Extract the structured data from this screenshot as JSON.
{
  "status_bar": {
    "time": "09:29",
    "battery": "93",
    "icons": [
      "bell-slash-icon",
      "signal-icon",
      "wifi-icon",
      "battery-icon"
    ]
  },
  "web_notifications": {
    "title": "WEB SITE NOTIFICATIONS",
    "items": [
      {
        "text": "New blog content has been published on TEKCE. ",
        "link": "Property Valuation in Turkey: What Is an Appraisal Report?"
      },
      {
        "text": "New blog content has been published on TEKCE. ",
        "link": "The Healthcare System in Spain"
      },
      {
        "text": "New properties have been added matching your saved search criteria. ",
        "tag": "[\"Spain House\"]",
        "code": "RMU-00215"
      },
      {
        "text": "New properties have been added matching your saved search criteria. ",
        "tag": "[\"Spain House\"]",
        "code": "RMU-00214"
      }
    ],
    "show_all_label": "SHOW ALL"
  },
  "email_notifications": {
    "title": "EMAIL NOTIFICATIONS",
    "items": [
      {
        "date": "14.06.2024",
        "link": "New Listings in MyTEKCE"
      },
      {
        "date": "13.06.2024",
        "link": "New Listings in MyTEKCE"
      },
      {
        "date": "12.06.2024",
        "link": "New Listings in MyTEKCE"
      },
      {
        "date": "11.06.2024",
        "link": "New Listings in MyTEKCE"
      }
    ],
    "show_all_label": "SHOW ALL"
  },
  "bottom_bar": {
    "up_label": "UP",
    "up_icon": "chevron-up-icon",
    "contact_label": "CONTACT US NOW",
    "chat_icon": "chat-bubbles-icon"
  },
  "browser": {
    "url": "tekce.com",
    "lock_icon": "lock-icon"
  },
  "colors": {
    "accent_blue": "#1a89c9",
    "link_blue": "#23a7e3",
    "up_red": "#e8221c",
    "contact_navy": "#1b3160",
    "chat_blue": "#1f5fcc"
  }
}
::::::
PROBLEM STATEMENT. Extract, word for word, each line of the listing above.

TASK OUTPUT.
Extract the structured data from this screenshot as JSON.
{
  "status_bar": {
    "time": "09:29",
    "battery": "93",
    "icons": [
      "bell-slash-icon",
      "signal-icon",
      "wifi-icon",
      "battery-icon"
    ]
  },
  "web_notifications": {
    "title": "WEB SITE NOTIFICATIONS",
    "items": [
      {
        "text": "New blog content has been published on TEKCE. ",
        "link": "Property Valuation in Turkey: What Is an Appraisal Report?"
      },
      {
        "text": "New blog content has been published on TEKCE. ",
        "link": "The Healthcare System in Spain"
      },
      {
        "text": "New properties have been added matching your saved search criteria. ",
        "tag": "[\"Spain House\"]",
        "code": "RMU-00215"
      },
      {
        "text": "New properties have been added matching your saved search criteria. ",
        "tag": "[\"Spain House\"]",
        "code": "RMU-00214"
      }
    ],
    "show_all_label": "SHOW ALL"
  },
  "email_notifications": {
    "title": "EMAIL NOTIFICATIONS",
    "items": [
      {
        "date": "14.06.2024",
        "link": "New Listings in MyTEKCE"
      },
      {
        "date": "13.06.2024",
        "link": "New Listings in MyTEKCE"
      },
      {
        "date": "12.06.2024",
        "link": "New Listings in MyTEKCE"
      },
      {
        "date": "11.06.2024",
        "link": "New Listings in MyTEKCE"
      }
    ],
    "show_all_label": "SHOW ALL"
  },
  "bottom_bar": {
    "up_label": "UP",
    "up_icon": "chevron-up-icon",
    "contact_label": "CONTACT US NOW",
    "chat_icon": "chat-bubbles-icon"
  },
  "browser": {
    "url": "tekce.com",
    "lock_icon": "lock-icon"
  },
  "colors": {
    "accent_blue": "#1a89c9",
    "link_blue": "#23a7e3",
    "up_red": "#e8221c",
    "contact_navy": "#1b3160",
    "chat_blue": "#1f5fcc"
  }
}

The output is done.